> _What is needed_: Each record that follows should be transcribed word for word.

[Opening Records to process section]

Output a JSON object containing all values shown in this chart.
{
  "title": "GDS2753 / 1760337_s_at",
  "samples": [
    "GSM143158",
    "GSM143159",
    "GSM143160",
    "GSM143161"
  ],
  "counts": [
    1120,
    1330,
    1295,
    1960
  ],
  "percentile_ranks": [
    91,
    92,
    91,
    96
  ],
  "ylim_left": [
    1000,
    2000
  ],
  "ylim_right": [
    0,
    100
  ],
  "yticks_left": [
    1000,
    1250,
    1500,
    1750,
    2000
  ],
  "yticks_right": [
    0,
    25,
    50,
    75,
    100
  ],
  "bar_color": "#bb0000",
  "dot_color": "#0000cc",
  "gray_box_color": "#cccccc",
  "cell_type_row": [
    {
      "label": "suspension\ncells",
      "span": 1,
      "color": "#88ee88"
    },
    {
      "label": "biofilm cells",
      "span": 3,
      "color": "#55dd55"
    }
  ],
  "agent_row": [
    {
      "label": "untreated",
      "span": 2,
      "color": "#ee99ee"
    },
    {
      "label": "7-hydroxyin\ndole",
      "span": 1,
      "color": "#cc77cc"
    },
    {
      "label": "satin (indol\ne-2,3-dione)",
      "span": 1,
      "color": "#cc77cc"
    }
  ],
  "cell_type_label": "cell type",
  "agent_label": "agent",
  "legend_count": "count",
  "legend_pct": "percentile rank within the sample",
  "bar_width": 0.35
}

[Closing Records to process section]

> _Answer_:
Output a JSON object containing all values shown in this chart.
{
  "title": "GDS2753 / 1760337_s_at",
  "samples": [
    "GSM143158",
    "GSM143159",
    "GSM143160",
    "GSM143161"
  ],
  "counts": [
    1120,
    1330,
    1295,
    1960
  ],
  "percentile_ranks": [
    91,
    92,
    91,
    96
  ],
  "ylim_left": [
    1000,
    2000
  ],
  "ylim_right": [
    0,
    100
  ],
  "yticks_left": [
    1000,
    1250,
    1500,
    1750,
    2000
  ],
  "yticks_right": [
    0,
    25,
    50,
    75,
    100
  ],
  "bar_color": "#bb0000",
  "dot_color": "#0000cc",
  "gray_box_color": "#cccccc",
  "cell_type_row": [
    {
      "label": "suspension\ncells",
      "span": 1,
      "color": "#88ee88"
    },
    {
      "label": "biofilm cells",
      "span": 3,
      "color": "#55dd55"
    }
  ],
  "agent_row": [
    {
      "label": "untreated",
      "span": 2,
      "color": "#ee99ee"
    },
    {
      "label": "7-hydroxyin\ndole",
      "span": 1,
      "color": "#cc77cc"
    },
    {
      "label": "satin (indol\ne-2,3-dione)",
      "span": 1,
      "color": "#cc77cc"
    }
  ],
  "cell_type_label": "cell type",
  "agent_label": "agent",
  "legend_count": "count",
  "legend_pct": "percentile rank within the sample",
  "bar_width": 0.35
}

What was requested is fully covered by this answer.